REQUEST :: Repeat each entry as written and leave the images out of the copy.

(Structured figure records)
* START *
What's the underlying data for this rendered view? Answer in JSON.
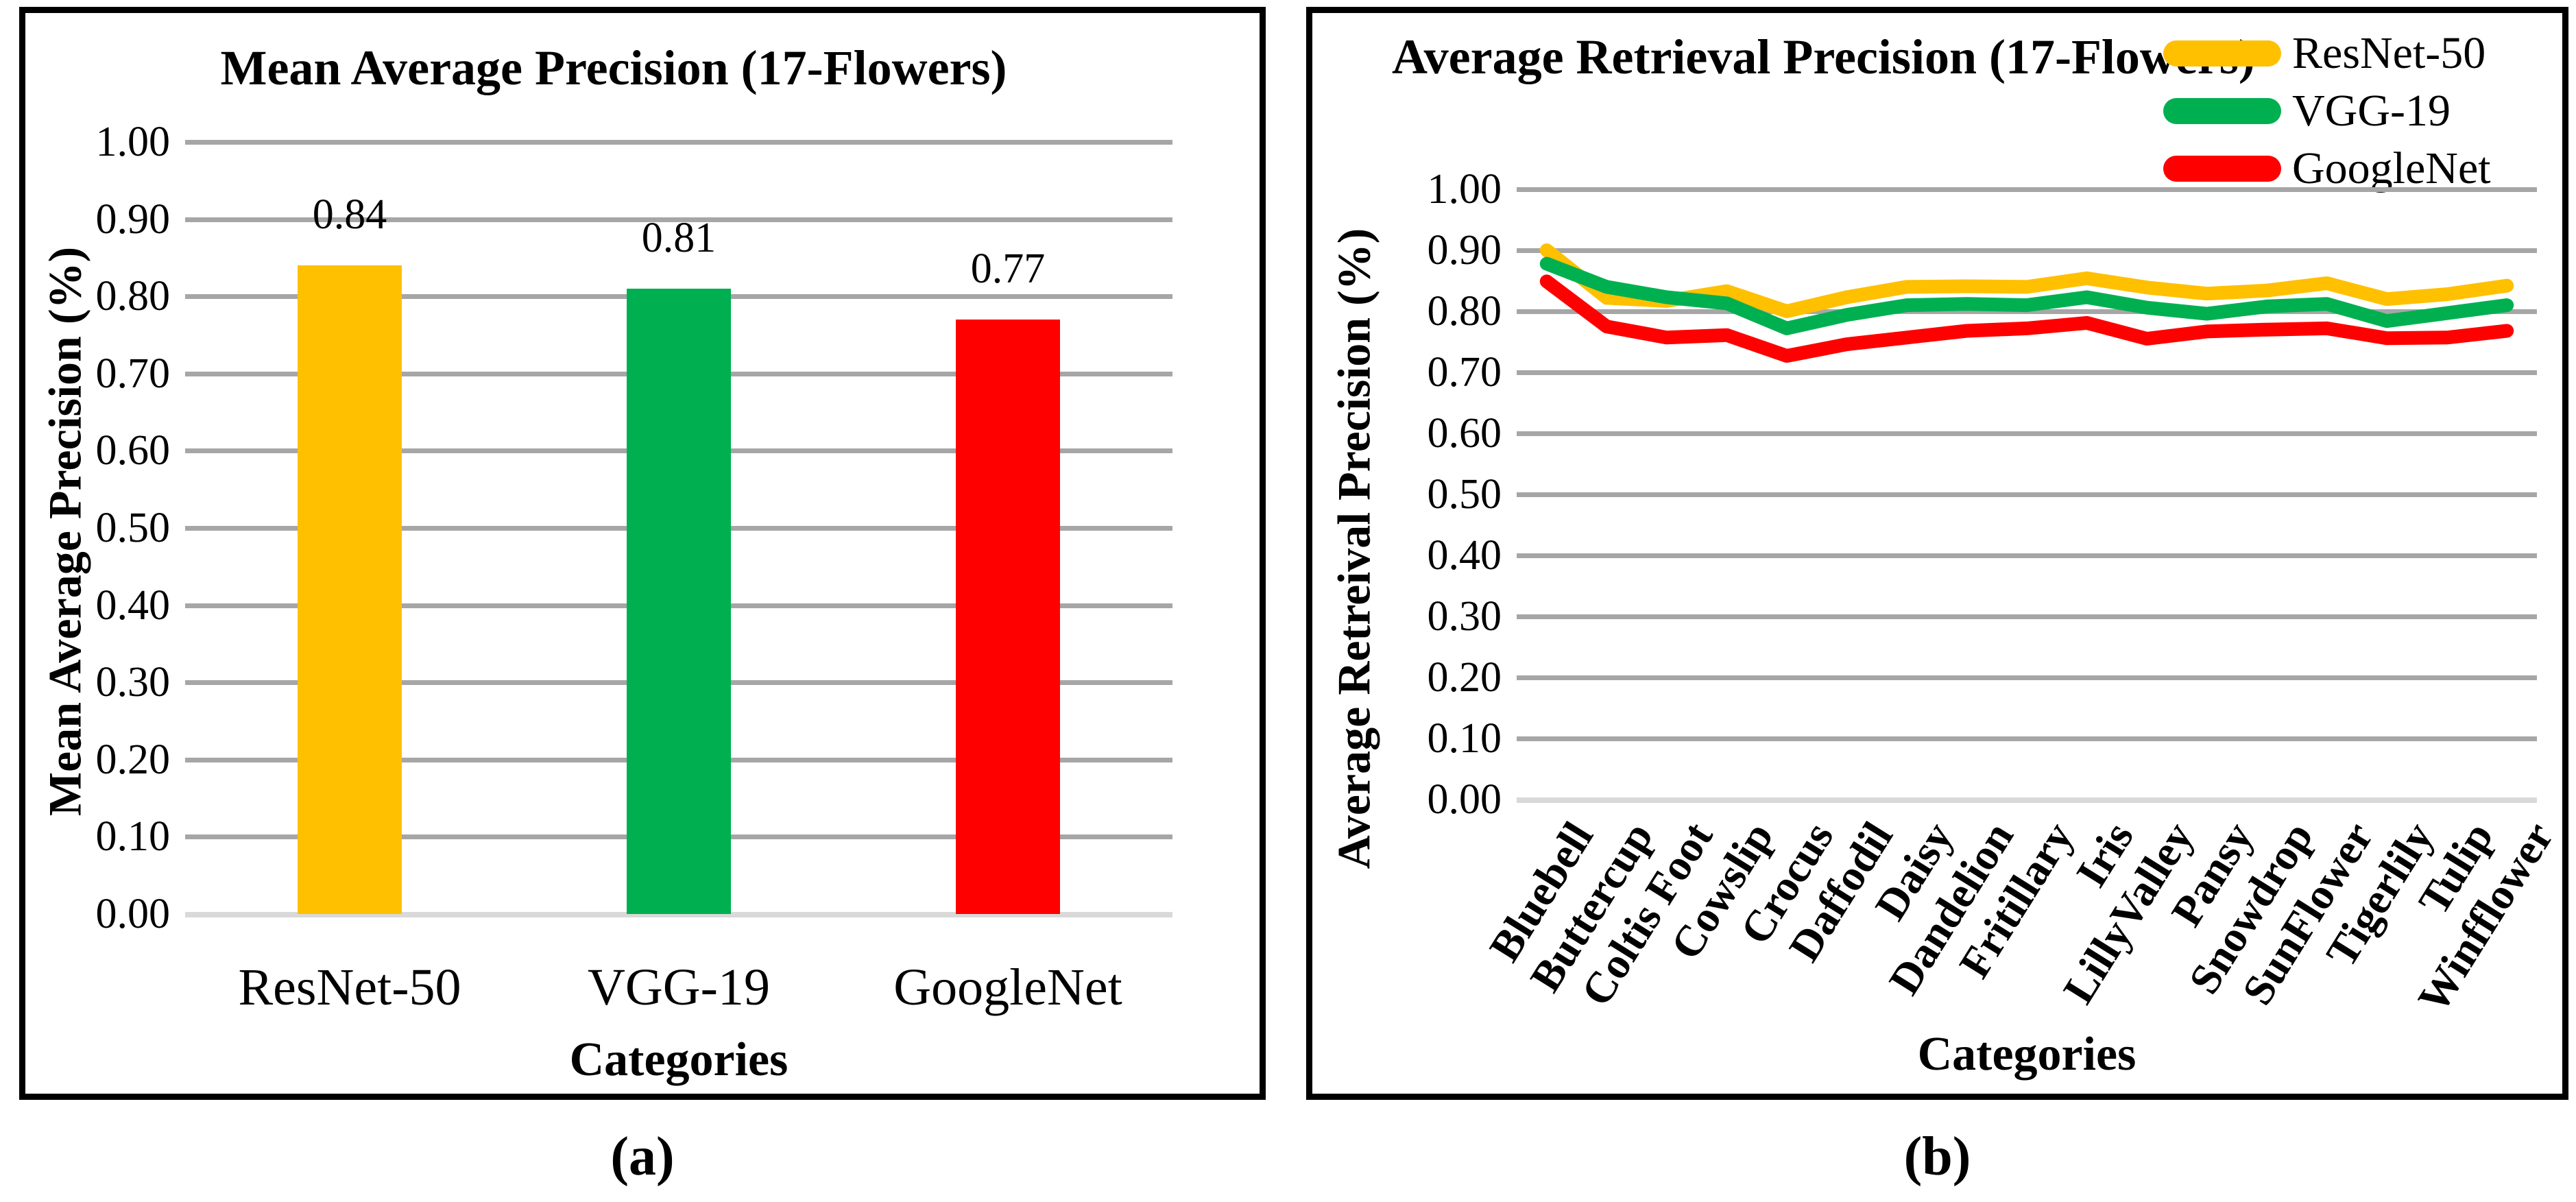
{
  "figure": {
    "captions": {
      "a": "(a)",
      "b": "(b)"
    }
  },
  "colors": {
    "background": "#FFFFFF",
    "panel_border": "#000000",
    "gridline": "#A6A6A6",
    "baseline": "#D9D9D9",
    "text": "#000000"
  },
  "chart_data": [
    {
      "type": "bar",
      "panel": "a",
      "title": "Mean Average Precision (17-Flowers)",
      "xlabel": "Categories",
      "ylabel": "Mean Average Precision (%)",
      "categories": [
        "ResNet-50",
        "VGG-19",
        "GoogleNet"
      ],
      "values": [
        0.84,
        0.81,
        0.77
      ],
      "value_labels": [
        "0.84",
        "0.81",
        "0.77"
      ],
      "bar_colors": [
        "#FFC000",
        "#00B050",
        "#FF0000"
      ],
      "ylim": [
        0.0,
        1.0
      ],
      "ytick_values": [
        1.0,
        0.9,
        0.8,
        0.7,
        0.6,
        0.5,
        0.4,
        0.3,
        0.2,
        0.1,
        0.0
      ],
      "ytick_labels": [
        "1.00",
        "0.90",
        "0.80",
        "0.70",
        "0.60",
        "0.50",
        "0.40",
        "0.30",
        "0.20",
        "0.10",
        "0.00"
      ],
      "grid": true,
      "legend_position": "none"
    },
    {
      "type": "line",
      "panel": "b",
      "title": "Average Retrieval Precision (17-Flowers)",
      "xlabel": "Categories",
      "ylabel": "Average Retreival Precision (%)",
      "categories": [
        "Bluebell",
        "Buttercup",
        "Coltis Foot",
        "Cowslip",
        "Crocus",
        "Daffodil",
        "Daisy",
        "Dandelion",
        "Fritillary",
        "Iris",
        "LillyValley",
        "Pansy",
        "Snowdrop",
        "SunFlower",
        "Tigerlily",
        "Tulip",
        "Winfflower"
      ],
      "series": [
        {
          "name": "ResNet-50",
          "color": "#FFC000",
          "values": [
            0.9,
            0.822,
            0.817,
            0.833,
            0.8,
            0.823,
            0.84,
            0.841,
            0.84,
            0.854,
            0.839,
            0.829,
            0.834,
            0.846,
            0.82,
            0.828,
            0.842
          ]
        },
        {
          "name": "VGG-19",
          "color": "#00B050",
          "values": [
            0.878,
            0.84,
            0.823,
            0.813,
            0.772,
            0.794,
            0.81,
            0.812,
            0.81,
            0.823,
            0.806,
            0.796,
            0.808,
            0.812,
            0.784,
            0.797,
            0.81
          ]
        },
        {
          "name": "GoogleNet",
          "color": "#FF0000",
          "values": [
            0.849,
            0.775,
            0.757,
            0.761,
            0.727,
            0.746,
            0.757,
            0.768,
            0.772,
            0.781,
            0.755,
            0.767,
            0.77,
            0.772,
            0.756,
            0.757,
            0.768
          ]
        }
      ],
      "ylim": [
        0.0,
        1.0
      ],
      "ytick_values": [
        1.0,
        0.9,
        0.8,
        0.7,
        0.6,
        0.5,
        0.4,
        0.3,
        0.2,
        0.1,
        0.0
      ],
      "ytick_labels": [
        "1.00",
        "0.90",
        "0.80",
        "0.70",
        "0.60",
        "0.50",
        "0.40",
        "0.30",
        "0.20",
        "0.10",
        "0.00"
      ],
      "grid": true,
      "legend_position": "top-right",
      "line_width": 20
    }
  ]
}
* END *
FULL ANSWER ::
What's the underlying data for this rendered view? Answer in JSON.
{
  "figure": {
    "captions": {
      "a": "(a)",
      "b": "(b)"
    }
  },
  "colors": {
    "background": "#FFFFFF",
    "panel_border": "#000000",
    "gridline": "#A6A6A6",
    "baseline": "#D9D9D9",
    "text": "#000000"
  },
  "chart_data": [
    {
      "type": "bar",
      "panel": "a",
      "title": "Mean Average Precision (17-Flowers)",
      "xlabel": "Categories",
      "ylabel": "Mean Average Precision (%)",
      "categories": [
        "ResNet-50",
        "VGG-19",
        "GoogleNet"
      ],
      "values": [
        0.84,
        0.81,
        0.77
      ],
      "value_labels": [
        "0.84",
        "0.81",
        "0.77"
      ],
      "bar_colors": [
        "#FFC000",
        "#00B050",
        "#FF0000"
      ],
      "ylim": [
        0.0,
        1.0
      ],
      "ytick_values": [
        1.0,
        0.9,
        0.8,
        0.7,
        0.6,
        0.5,
        0.4,
        0.3,
        0.2,
        0.1,
        0.0
      ],
      "ytick_labels": [
        "1.00",
        "0.90",
        "0.80",
        "0.70",
        "0.60",
        "0.50",
        "0.40",
        "0.30",
        "0.20",
        "0.10",
        "0.00"
      ],
      "grid": true,
      "legend_position": "none"
    },
    {
      "type": "line",
      "panel": "b",
      "title": "Average Retrieval Precision (17-Flowers)",
      "xlabel": "Categories",
      "ylabel": "Average Retreival Precision (%)",
      "categories": [
        "Bluebell",
        "Buttercup",
        "Coltis Foot",
        "Cowslip",
        "Crocus",
        "Daffodil",
        "Daisy",
        "Dandelion",
        "Fritillary",
        "Iris",
        "LillyValley",
        "Pansy",
        "Snowdrop",
        "SunFlower",
        "Tigerlily",
        "Tulip",
        "Winfflower"
      ],
      "series": [
        {
          "name": "ResNet-50",
          "color": "#FFC000",
          "values": [
            0.9,
            0.822,
            0.817,
            0.833,
            0.8,
            0.823,
            0.84,
            0.841,
            0.84,
            0.854,
            0.839,
            0.829,
            0.834,
            0.846,
            0.82,
            0.828,
            0.842
          ]
        },
        {
          "name": "VGG-19",
          "color": "#00B050",
          "values": [
            0.878,
            0.84,
            0.823,
            0.813,
            0.772,
            0.794,
            0.81,
            0.812,
            0.81,
            0.823,
            0.806,
            0.796,
            0.808,
            0.812,
            0.784,
            0.797,
            0.81
          ]
        },
        {
          "name": "GoogleNet",
          "color": "#FF0000",
          "values": [
            0.849,
            0.775,
            0.757,
            0.761,
            0.727,
            0.746,
            0.757,
            0.768,
            0.772,
            0.781,
            0.755,
            0.767,
            0.77,
            0.772,
            0.756,
            0.757,
            0.768
          ]
        }
      ],
      "ylim": [
        0.0,
        1.0
      ],
      "ytick_values": [
        1.0,
        0.9,
        0.8,
        0.7,
        0.6,
        0.5,
        0.4,
        0.3,
        0.2,
        0.1,
        0.0
      ],
      "ytick_labels": [
        "1.00",
        "0.90",
        "0.80",
        "0.70",
        "0.60",
        "0.50",
        "0.40",
        "0.30",
        "0.20",
        "0.10",
        "0.00"
      ],
      "grid": true,
      "legend_position": "top-right",
      "line_width": 20
    }
  ]
}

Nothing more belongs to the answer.